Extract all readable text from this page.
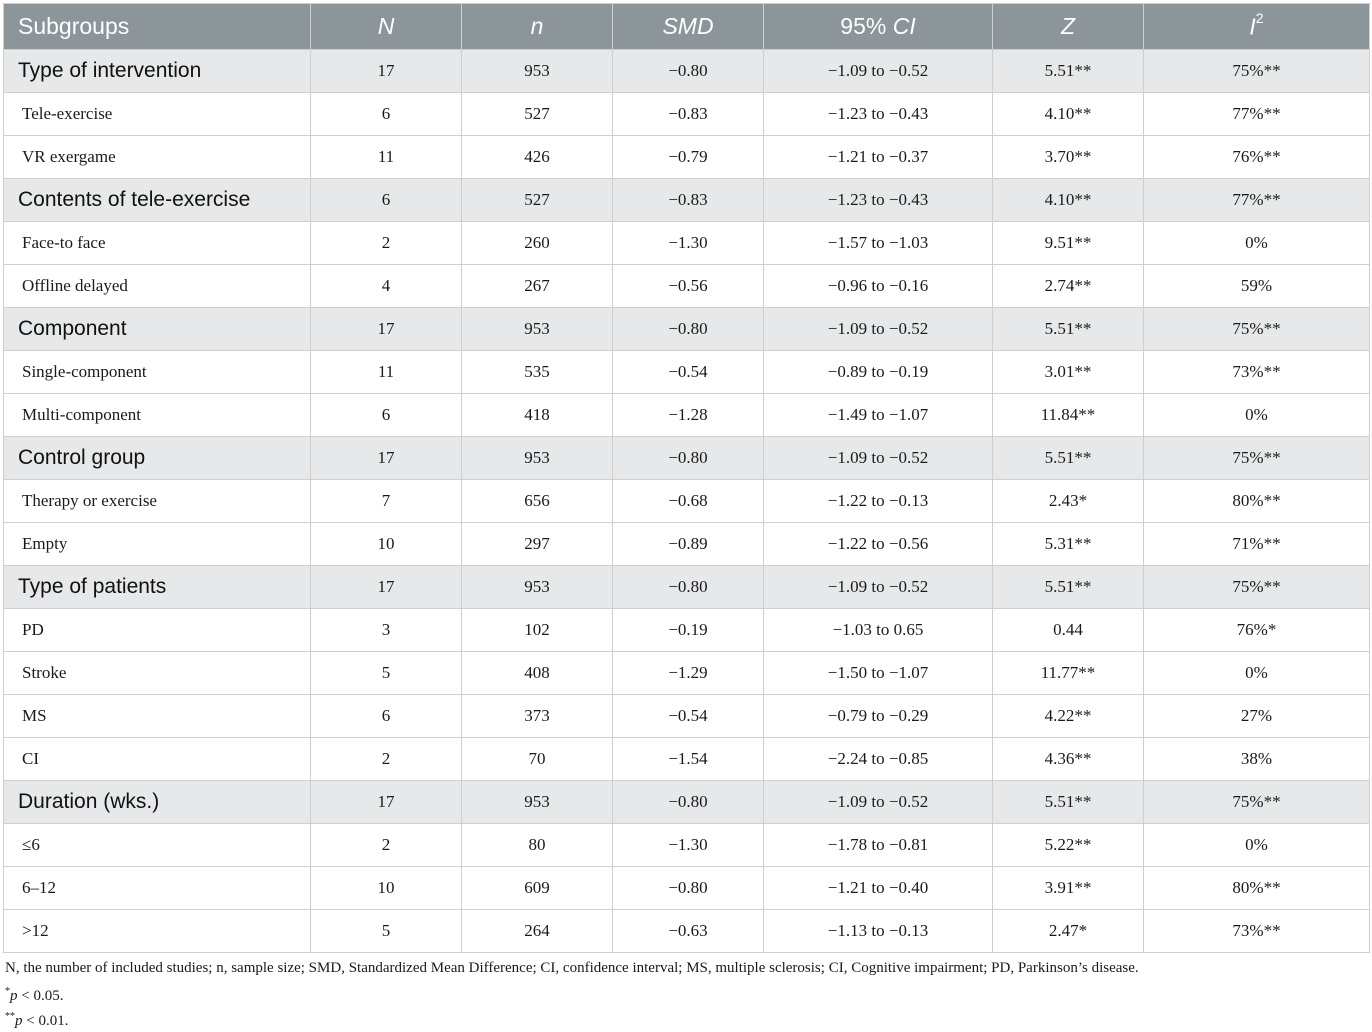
Subgroups	N	n	SMD	95% CI	Z	$I^2$
Type of intervention	17	953	−0.80	−1.09 to −0.52	5.51**	75%**
Tele-exercise	6	527	−0.83	−1.23 to −0.43	4.10**	77%**
VR exergame	11	426	−0.79	−1.21 to −0.37	3.70**	76%**
Contents of tele-exercise	6	527	−0.83	−1.23 to −0.43	4.10**	77%**
Face-to face	2	260	−1.30	−1.57 to −1.03	9.51**	0%
Offline delayed	4	267	−0.56	−0.96 to −0.16	2.74**	59%
Component	17	953	−0.80	−1.09 to −0.52	5.51**	75%**
Single-component	11	535	−0.54	−0.89 to −0.19	3.01**	73%**
Multi-component	6	418	−1.28	−1.49 to −1.07	11.84**	0%
Control group	17	953	−0.80	−1.09 to −0.52	5.51**	75%**
Therapy or exercise	7	656	−0.68	−1.22 to −0.13	2.43*	80%**
Empty	10	297	−0.89	−1.22 to −0.56	5.31**	71%**
Type of patients	17	953	−0.80	−1.09 to −0.52	5.51**	75%**
PD	3	102	−0.19	−1.03 to 0.65	0.44	76%*
Stroke	5	408	−1.29	−1.50 to −1.07	11.77**	0%
MS	6	373	−0.54	−0.79 to −0.29	4.22**	27%
CI	2	70	−1.54	−2.24 to −0.85	4.36**	38%
Duration (wks.)	17	953	−0.80	−1.09 to −0.52	5.51**	75%**
≤6	2	80	−1.30	−1.78 to −0.81	5.22**	0%
6–12	10	609	−0.80	−1.21 to −0.40	3.91**	80%**
>12	5	264	−0.63	−1.13 to −0.13	2.47*	73%**
N, the number of included studies; n, sample size; SMD, Standardized Mean Difference; CI, confidence interval; MS, multiple sclerosis; CI, Cognitive impairment; PD, Parkinson’s disease.
*p < 0.05.
**p < 0.01.
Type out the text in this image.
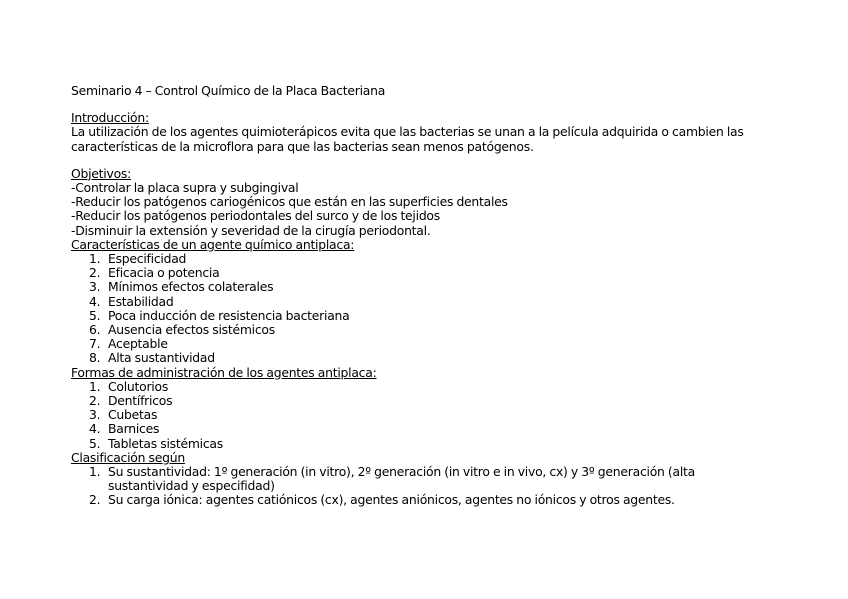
Seminario 4 – Control Químico de la Placa Bacteriana
Introducción:

La utilización de los agentes quimioterápicos evita que las bacterias se unan a la película adquirida o cambien las características de la microflora para que las bacterias sean menos patógenos.

Objetivos:

-Controlar la placa supra y subgingival

-Reducir los patógenos cariogénicos que están en las superficies dentales

-Reducir los patógenos periodontales del surco y de los tejidos

-Disminuir la extensión y severidad de la cirugía periodontal.

Características de un agente químico antiplaca:
1. Especificidad
2. Eficacia o potencia
3. Mínimos efectos colaterales
4. Estabilidad
5. Poca inducción de resistencia bacteriana
6. Ausencia efectos sistémicos
7. Aceptable
8. Alta sustantividad
Formas de administración de los agentes antiplaca:
1. Colutorios
2. Dentífricos
3. Cubetas
4. Barnices
5. Tabletas sistémicas
Clasificación según
1. Su sustantividad: 1º generación (in vitro), 2º generación (in vitro e in vivo, cx) y 3º generación (alta sustantividad y especifidad)
2. Su carga iónica: agentes catiónicos (cx), agentes aniónicos, agentes no iónicos y otros agentes.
══════════
» **TO DO**
The lines from the one holding "Type out the text in this image." to the final line of the entries are to be duplicated exactly, and the pictures are to be left out.

» **YOUR SOLUTION**
Type out the text in this image.
Seminario 4 – Control Químico de la Placa Bacteriana
Introducción:

La utilización de los agentes quimioterápicos evita que las bacterias se unan a la película adquirida o cambien las características de la microflora para que las bacterias sean menos patógenos.

Objetivos:

-Controlar la placa supra y subgingival

-Reducir los patógenos cariogénicos que están en las superficies dentales

-Reducir los patógenos periodontales del surco y de los tejidos

-Disminuir la extensión y severidad de la cirugía periodontal.

Características de un agente químico antiplaca:
1. Especificidad
2. Eficacia o potencia
3. Mínimos efectos colaterales
4. Estabilidad
5. Poca inducción de resistencia bacteriana
6. Ausencia efectos sistémicos
7. Aceptable
8. Alta sustantividad
Formas de administración de los agentes antiplaca:
1. Colutorios
2. Dentífricos
3. Cubetas
4. Barnices
5. Tabletas sistémicas
Clasificación según
1. Su sustantividad: 1º generación (in vitro), 2º generación (in vitro e in vivo, cx) y 3º generación (alta sustantividad y especifidad)
2. Su carga iónica: agentes catiónicos (cx), agentes aniónicos, agentes no iónicos y otros agentes.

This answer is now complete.